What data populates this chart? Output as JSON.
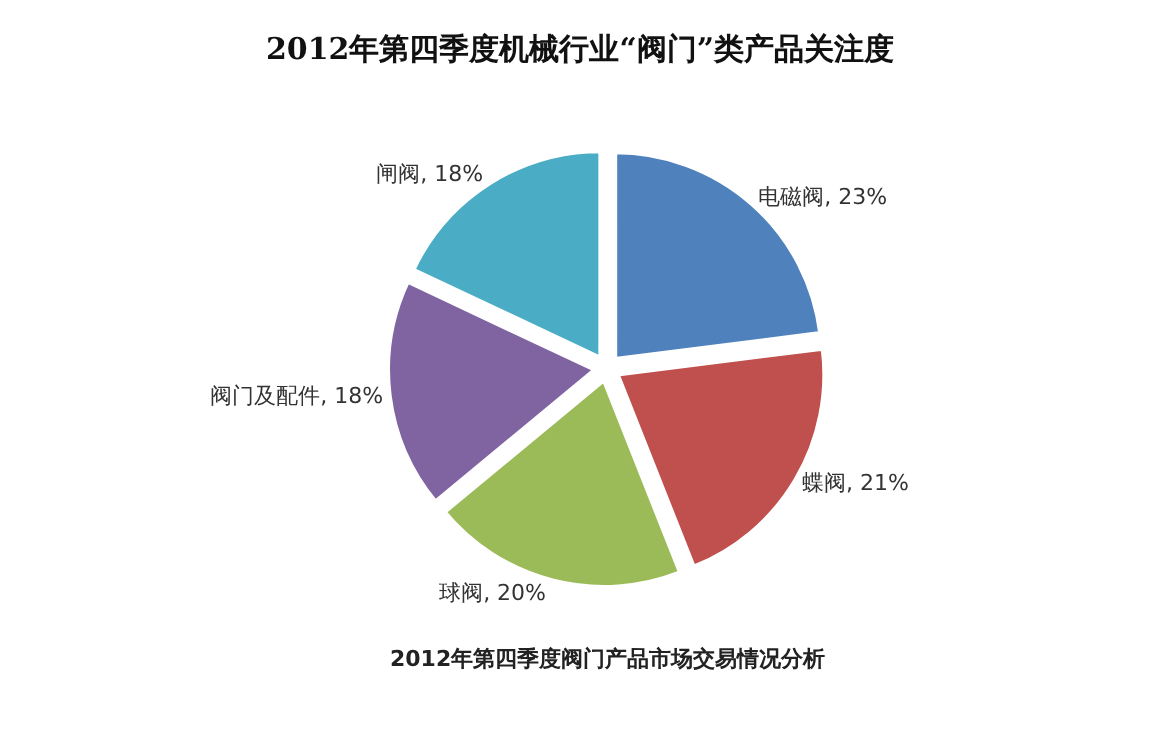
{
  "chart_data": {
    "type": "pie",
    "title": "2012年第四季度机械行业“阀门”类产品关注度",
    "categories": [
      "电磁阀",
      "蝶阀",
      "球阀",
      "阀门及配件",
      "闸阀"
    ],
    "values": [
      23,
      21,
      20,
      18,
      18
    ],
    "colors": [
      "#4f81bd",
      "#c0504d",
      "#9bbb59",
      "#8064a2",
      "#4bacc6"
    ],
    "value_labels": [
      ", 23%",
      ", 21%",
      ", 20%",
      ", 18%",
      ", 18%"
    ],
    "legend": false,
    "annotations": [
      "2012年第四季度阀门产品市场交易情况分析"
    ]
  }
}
────
## Your goal
Retype the listing exactly. Pictures do not belong in the copy.

## Result of the exercise
What data populates this chart? Output as JSON.
{
  "chart_data": {
    "type": "pie",
    "title": "2012年第四季度机械行业“阀门”类产品关注度",
    "categories": [
      "电磁阀",
      "蝶阀",
      "球阀",
      "阀门及配件",
      "闸阀"
    ],
    "values": [
      23,
      21,
      20,
      18,
      18
    ],
    "colors": [
      "#4f81bd",
      "#c0504d",
      "#9bbb59",
      "#8064a2",
      "#4bacc6"
    ],
    "value_labels": [
      ", 23%",
      ", 21%",
      ", 20%",
      ", 18%",
      ", 18%"
    ],
    "legend": false,
    "annotations": [
      "2012年第四季度阀门产品市场交易情况分析"
    ]
  }
}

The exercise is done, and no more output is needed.